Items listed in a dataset
###

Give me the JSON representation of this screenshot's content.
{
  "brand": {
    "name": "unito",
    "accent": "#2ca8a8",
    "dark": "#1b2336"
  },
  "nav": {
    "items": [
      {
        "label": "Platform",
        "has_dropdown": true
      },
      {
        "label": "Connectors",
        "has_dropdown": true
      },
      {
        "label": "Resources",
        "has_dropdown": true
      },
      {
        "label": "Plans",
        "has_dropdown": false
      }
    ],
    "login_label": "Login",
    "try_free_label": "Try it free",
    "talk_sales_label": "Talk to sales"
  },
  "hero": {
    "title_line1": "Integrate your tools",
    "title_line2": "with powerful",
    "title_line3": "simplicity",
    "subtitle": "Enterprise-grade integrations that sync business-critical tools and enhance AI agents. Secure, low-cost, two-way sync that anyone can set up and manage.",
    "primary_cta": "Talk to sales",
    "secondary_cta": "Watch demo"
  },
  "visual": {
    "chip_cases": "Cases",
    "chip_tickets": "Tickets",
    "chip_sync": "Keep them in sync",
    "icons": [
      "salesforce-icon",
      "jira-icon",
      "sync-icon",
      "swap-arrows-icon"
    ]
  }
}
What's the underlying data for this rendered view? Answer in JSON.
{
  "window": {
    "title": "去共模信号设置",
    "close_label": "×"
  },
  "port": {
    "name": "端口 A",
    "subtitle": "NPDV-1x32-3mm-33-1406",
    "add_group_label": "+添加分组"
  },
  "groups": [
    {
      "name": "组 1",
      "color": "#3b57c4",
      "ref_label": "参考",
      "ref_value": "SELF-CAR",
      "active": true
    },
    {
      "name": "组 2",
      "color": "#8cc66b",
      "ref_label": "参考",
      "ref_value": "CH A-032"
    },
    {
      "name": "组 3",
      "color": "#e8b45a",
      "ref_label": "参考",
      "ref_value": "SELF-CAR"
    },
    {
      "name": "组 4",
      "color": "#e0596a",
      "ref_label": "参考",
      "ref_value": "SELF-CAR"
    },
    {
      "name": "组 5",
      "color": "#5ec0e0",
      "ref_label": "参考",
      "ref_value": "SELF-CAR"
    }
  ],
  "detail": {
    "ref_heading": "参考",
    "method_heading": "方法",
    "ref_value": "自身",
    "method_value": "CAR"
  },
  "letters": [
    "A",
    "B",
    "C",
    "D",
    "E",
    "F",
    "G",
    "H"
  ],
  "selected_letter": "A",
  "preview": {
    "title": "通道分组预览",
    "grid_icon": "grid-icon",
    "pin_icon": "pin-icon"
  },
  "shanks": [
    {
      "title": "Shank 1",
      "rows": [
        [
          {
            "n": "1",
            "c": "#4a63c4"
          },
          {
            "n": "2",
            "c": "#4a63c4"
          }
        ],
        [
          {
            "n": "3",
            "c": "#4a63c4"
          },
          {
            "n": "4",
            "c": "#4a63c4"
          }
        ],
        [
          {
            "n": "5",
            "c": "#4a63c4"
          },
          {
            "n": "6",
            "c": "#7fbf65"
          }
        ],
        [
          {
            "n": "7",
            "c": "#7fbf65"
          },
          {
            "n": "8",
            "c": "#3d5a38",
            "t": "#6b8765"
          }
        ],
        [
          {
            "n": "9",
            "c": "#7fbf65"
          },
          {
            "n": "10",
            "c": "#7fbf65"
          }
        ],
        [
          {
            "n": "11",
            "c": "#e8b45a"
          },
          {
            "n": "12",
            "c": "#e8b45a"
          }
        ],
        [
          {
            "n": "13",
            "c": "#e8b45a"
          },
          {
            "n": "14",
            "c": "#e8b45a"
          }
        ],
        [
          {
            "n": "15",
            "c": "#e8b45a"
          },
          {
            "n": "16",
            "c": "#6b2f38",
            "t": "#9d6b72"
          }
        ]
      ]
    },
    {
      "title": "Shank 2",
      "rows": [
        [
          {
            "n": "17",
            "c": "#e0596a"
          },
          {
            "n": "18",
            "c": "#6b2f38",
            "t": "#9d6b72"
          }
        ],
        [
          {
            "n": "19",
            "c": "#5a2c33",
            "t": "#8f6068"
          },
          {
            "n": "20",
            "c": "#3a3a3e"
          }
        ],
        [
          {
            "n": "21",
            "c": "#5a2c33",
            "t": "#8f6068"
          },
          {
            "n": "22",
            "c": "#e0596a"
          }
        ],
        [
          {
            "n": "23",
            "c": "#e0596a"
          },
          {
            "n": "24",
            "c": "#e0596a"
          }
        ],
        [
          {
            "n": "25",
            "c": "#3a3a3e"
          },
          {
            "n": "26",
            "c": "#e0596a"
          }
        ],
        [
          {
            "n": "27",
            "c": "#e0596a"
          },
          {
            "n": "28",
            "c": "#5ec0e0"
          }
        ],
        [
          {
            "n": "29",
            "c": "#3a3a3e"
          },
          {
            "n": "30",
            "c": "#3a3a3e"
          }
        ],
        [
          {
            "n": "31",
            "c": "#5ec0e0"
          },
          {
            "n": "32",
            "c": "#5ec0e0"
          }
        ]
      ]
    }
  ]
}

###

- [Problem statement]
Search the lines for the string "Talk" and copy every line that has it.

- [Answer]
    "talk_sales_label": "Talk to sales"
    "primary_cta": "Talk to sales",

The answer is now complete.